Locate the word "JSON" in the material, then show every line that holds it.

[Dataset records]
-------
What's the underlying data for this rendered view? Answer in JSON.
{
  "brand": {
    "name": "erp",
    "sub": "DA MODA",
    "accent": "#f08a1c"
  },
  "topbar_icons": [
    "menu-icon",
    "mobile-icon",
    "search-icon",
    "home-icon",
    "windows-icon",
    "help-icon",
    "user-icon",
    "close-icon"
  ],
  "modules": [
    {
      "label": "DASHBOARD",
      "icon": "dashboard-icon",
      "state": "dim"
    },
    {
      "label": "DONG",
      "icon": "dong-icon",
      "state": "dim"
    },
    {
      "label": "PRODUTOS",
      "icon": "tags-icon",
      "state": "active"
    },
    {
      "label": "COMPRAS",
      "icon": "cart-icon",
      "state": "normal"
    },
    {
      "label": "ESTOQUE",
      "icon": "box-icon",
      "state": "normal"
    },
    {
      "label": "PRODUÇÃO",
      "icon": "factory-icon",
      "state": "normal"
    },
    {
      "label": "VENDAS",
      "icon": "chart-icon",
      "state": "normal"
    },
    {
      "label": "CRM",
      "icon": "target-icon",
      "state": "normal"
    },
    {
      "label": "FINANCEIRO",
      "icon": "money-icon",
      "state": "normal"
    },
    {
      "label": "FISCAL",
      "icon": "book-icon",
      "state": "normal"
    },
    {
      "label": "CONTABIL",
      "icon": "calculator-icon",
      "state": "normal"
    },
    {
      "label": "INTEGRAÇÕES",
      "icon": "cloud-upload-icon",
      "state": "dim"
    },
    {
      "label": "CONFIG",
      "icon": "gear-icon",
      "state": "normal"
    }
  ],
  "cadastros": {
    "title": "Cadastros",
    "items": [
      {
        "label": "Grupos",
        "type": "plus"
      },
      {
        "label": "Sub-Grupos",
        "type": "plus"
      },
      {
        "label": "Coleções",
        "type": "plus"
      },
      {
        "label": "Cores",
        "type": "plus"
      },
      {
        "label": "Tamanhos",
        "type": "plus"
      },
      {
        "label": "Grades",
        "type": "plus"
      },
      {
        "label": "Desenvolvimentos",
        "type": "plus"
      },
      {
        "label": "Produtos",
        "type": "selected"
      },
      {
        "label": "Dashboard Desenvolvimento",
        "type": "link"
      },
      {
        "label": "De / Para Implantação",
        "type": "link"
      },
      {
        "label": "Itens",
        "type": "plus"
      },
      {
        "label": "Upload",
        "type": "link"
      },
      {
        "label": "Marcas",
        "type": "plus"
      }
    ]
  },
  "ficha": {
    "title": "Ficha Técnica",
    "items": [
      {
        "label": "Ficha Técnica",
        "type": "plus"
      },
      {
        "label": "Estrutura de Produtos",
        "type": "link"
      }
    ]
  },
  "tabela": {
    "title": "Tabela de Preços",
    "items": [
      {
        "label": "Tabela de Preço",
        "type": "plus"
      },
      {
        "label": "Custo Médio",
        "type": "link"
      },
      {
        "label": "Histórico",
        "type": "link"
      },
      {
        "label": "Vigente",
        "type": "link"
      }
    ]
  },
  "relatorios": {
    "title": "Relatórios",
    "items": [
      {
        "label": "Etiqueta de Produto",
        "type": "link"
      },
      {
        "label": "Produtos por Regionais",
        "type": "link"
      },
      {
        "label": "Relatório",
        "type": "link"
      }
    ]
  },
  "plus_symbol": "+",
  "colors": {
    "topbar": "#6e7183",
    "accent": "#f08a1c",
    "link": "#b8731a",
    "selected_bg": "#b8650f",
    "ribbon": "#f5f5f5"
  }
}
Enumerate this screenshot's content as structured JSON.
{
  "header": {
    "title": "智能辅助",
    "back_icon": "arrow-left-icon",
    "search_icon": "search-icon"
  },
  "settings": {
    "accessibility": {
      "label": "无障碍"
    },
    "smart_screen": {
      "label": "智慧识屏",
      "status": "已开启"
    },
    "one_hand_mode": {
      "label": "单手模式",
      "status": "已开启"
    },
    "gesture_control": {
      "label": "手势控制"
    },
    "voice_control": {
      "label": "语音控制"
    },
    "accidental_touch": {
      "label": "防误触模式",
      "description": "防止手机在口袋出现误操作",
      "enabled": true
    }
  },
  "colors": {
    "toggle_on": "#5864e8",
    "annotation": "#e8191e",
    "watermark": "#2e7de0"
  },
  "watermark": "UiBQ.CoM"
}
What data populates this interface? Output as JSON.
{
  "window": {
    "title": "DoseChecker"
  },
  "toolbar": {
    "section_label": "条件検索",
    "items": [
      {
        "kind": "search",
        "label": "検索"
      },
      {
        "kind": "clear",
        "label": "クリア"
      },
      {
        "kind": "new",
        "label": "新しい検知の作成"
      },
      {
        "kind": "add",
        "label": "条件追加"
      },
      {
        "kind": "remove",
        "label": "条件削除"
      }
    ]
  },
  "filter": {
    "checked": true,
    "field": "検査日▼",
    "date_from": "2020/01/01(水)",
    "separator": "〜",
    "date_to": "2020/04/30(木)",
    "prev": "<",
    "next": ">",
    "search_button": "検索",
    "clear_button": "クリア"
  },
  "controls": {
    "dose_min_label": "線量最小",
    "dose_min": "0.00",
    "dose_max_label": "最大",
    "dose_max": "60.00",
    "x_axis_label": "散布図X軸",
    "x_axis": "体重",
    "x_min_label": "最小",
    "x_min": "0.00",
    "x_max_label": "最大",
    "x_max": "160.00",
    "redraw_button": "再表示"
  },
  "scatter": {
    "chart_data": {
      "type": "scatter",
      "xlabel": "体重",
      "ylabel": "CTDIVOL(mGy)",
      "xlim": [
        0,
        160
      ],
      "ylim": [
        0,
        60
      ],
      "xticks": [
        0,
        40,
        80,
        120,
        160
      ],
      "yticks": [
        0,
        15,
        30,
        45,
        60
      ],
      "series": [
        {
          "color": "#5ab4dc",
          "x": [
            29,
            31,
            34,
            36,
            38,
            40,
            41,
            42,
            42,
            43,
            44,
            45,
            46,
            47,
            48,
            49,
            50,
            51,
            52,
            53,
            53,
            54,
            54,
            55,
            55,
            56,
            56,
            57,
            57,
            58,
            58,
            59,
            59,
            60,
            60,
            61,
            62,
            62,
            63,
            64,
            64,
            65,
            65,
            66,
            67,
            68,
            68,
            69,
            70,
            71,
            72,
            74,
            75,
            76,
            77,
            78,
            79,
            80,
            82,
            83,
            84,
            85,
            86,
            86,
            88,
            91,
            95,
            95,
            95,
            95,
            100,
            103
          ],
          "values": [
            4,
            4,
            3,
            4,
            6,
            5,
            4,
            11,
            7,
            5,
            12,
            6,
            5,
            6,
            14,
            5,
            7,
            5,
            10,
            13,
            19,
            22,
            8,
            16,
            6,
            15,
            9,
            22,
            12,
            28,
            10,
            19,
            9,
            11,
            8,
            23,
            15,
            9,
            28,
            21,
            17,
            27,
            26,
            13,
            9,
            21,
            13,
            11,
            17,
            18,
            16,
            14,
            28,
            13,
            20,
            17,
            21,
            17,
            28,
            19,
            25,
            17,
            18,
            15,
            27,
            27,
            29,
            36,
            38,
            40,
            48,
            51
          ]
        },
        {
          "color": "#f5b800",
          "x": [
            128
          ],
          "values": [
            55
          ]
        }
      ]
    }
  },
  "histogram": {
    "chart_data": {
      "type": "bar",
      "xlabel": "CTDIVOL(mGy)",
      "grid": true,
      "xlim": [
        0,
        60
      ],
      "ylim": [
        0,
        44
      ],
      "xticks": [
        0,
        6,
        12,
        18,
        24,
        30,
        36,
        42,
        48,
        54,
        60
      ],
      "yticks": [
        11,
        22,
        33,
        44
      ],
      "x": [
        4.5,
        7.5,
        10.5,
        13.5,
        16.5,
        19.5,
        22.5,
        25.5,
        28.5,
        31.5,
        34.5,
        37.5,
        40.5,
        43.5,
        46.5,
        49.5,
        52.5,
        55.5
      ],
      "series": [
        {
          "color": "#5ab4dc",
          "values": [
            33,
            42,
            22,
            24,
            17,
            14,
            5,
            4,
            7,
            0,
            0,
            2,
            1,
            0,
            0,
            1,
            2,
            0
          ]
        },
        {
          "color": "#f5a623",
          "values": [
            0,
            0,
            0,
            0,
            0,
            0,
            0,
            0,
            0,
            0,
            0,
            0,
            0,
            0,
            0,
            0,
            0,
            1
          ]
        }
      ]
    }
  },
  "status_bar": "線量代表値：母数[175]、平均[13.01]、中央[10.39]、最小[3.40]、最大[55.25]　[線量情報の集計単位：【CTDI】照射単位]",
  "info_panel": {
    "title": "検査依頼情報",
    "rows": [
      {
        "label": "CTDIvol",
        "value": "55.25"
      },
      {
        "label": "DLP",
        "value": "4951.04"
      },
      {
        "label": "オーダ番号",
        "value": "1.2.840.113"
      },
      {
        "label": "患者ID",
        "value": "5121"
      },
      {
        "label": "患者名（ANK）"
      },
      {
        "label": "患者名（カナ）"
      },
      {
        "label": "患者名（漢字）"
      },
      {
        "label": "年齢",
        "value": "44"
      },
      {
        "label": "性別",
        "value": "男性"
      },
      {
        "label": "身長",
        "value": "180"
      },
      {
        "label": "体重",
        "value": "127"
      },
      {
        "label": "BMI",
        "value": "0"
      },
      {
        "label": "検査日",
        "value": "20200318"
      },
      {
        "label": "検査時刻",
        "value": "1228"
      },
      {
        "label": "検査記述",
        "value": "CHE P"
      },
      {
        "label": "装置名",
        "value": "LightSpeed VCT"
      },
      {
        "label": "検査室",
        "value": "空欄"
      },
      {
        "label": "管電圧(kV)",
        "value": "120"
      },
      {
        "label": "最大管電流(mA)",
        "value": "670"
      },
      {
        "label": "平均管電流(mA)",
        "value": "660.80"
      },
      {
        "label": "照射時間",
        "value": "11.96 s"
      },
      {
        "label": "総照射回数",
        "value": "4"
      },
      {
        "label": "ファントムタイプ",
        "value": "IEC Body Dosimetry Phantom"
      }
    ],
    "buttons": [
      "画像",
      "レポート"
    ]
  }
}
-------
COMPLETE OUTPUT:
What's the underlying data for this rendered view? Answer in JSON.
Enumerate this screenshot's content as structured JSON.
What data populates this interface? Output as JSON.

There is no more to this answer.